# Problem requirements
Restate the entire listing word for word.

>> start Supplied records

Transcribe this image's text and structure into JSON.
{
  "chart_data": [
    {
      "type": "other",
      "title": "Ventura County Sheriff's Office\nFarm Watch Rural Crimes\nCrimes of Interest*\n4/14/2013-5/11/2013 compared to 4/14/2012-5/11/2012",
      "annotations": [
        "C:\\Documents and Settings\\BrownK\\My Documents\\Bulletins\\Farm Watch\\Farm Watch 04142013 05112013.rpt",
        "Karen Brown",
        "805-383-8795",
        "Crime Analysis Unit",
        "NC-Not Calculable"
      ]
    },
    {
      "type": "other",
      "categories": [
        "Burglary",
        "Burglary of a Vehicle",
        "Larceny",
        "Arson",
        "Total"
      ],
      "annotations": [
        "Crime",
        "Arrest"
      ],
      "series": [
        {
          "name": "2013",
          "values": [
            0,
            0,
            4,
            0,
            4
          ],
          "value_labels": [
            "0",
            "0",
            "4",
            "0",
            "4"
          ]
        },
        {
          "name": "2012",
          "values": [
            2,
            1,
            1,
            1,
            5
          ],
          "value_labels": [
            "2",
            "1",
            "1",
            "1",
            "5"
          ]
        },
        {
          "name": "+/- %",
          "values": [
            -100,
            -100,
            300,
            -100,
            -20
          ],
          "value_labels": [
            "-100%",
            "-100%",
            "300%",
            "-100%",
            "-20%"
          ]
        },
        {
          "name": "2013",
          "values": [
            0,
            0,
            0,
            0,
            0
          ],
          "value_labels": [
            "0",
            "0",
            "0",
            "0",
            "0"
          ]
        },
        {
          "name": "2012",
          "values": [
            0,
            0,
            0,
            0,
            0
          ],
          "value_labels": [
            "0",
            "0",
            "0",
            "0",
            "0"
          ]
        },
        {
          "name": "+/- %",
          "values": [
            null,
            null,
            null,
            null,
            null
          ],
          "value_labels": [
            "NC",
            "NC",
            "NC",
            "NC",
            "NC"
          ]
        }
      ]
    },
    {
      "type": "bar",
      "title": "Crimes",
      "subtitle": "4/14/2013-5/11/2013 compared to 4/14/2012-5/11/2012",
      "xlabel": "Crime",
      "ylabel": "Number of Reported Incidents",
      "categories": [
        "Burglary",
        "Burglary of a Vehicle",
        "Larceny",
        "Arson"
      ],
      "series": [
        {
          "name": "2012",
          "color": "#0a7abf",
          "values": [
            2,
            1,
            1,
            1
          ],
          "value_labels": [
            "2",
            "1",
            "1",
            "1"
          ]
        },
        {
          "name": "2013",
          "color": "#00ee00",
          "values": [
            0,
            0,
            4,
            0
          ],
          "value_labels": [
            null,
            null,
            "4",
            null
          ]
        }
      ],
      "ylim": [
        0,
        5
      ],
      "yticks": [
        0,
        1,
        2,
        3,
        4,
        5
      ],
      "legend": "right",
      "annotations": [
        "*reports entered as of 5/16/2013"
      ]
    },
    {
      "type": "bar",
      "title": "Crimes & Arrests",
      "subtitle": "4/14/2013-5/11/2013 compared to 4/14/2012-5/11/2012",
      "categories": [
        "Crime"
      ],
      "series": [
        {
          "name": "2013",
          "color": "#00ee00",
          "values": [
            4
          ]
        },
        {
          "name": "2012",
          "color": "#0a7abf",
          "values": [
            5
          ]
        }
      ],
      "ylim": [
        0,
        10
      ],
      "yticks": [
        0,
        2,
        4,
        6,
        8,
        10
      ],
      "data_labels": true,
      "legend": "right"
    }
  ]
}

>> end Supplied records

# Complete output
Transcribe this image's text and structure into JSON.
{
  "chart_data": [
    {
      "type": "other",
      "title": "Ventura County Sheriff's Office\nFarm Watch Rural Crimes\nCrimes of Interest*\n4/14/2013-5/11/2013 compared to 4/14/2012-5/11/2012",
      "annotations": [
        "C:\\Documents and Settings\\BrownK\\My Documents\\Bulletins\\Farm Watch\\Farm Watch 04142013 05112013.rpt",
        "Karen Brown",
        "805-383-8795",
        "Crime Analysis Unit",
        "NC-Not Calculable"
      ]
    },
    {
      "type": "other",
      "categories": [
        "Burglary",
        "Burglary of a Vehicle",
        "Larceny",
        "Arson",
        "Total"
      ],
      "annotations": [
        "Crime",
        "Arrest"
      ],
      "series": [
        {
          "name": "2013",
          "values": [
            0,
            0,
            4,
            0,
            4
          ],
          "value_labels": [
            "0",
            "0",
            "4",
            "0",
            "4"
          ]
        },
        {
          "name": "2012",
          "values": [
            2,
            1,
            1,
            1,
            5
          ],
          "value_labels": [
            "2",
            "1",
            "1",
            "1",
            "5"
          ]
        },
        {
          "name": "+/- %",
          "values": [
            -100,
            -100,
            300,
            -100,
            -20
          ],
          "value_labels": [
            "-100%",
            "-100%",
            "300%",
            "-100%",
            "-20%"
          ]
        },
        {
          "name": "2013",
          "values": [
            0,
            0,
            0,
            0,
            0
          ],
          "value_labels": [
            "0",
            "0",
            "0",
            "0",
            "0"
          ]
        },
        {
          "name": "2012",
          "values": [
            0,
            0,
            0,
            0,
            0
          ],
          "value_labels": [
            "0",
            "0",
            "0",
            "0",
            "0"
          ]
        },
        {
          "name": "+/- %",
          "values": [
            null,
            null,
            null,
            null,
            null
          ],
          "value_labels": [
            "NC",
            "NC",
            "NC",
            "NC",
            "NC"
          ]
        }
      ]
    },
    {
      "type": "bar",
      "title": "Crimes",
      "subtitle": "4/14/2013-5/11/2013 compared to 4/14/2012-5/11/2012",
      "xlabel": "Crime",
      "ylabel": "Number of Reported Incidents",
      "categories": [
        "Burglary",
        "Burglary of a Vehicle",
        "Larceny",
        "Arson"
      ],
      "series": [
        {
          "name": "2012",
          "color": "#0a7abf",
          "values": [
            2,
            1,
            1,
            1
          ],
          "value_labels": [
            "2",
            "1",
            "1",
            "1"
          ]
        },
        {
          "name": "2013",
          "color": "#00ee00",
          "values": [
            0,
            0,
            4,
            0
          ],
          "value_labels": [
            null,
            null,
            "4",
            null
          ]
        }
      ],
      "ylim": [
        0,
        5
      ],
      "yticks": [
        0,
        1,
        2,
        3,
        4,
        5
      ],
      "legend": "right",
      "annotations": [
        "*reports entered as of 5/16/2013"
      ]
    },
    {
      "type": "bar",
      "title": "Crimes & Arrests",
      "subtitle": "4/14/2013-5/11/2013 compared to 4/14/2012-5/11/2012",
      "categories": [
        "Crime"
      ],
      "series": [
        {
          "name": "2013",
          "color": "#00ee00",
          "values": [
            4
          ]
        },
        {
          "name": "2012",
          "color": "#0a7abf",
          "values": [
            5
          ]
        }
      ],
      "ylim": [
        0,
        10
      ],
      "yticks": [
        0,
        2,
        4,
        6,
        8,
        10
      ],
      "data_labels": true,
      "legend": "right"
    }
  ]
}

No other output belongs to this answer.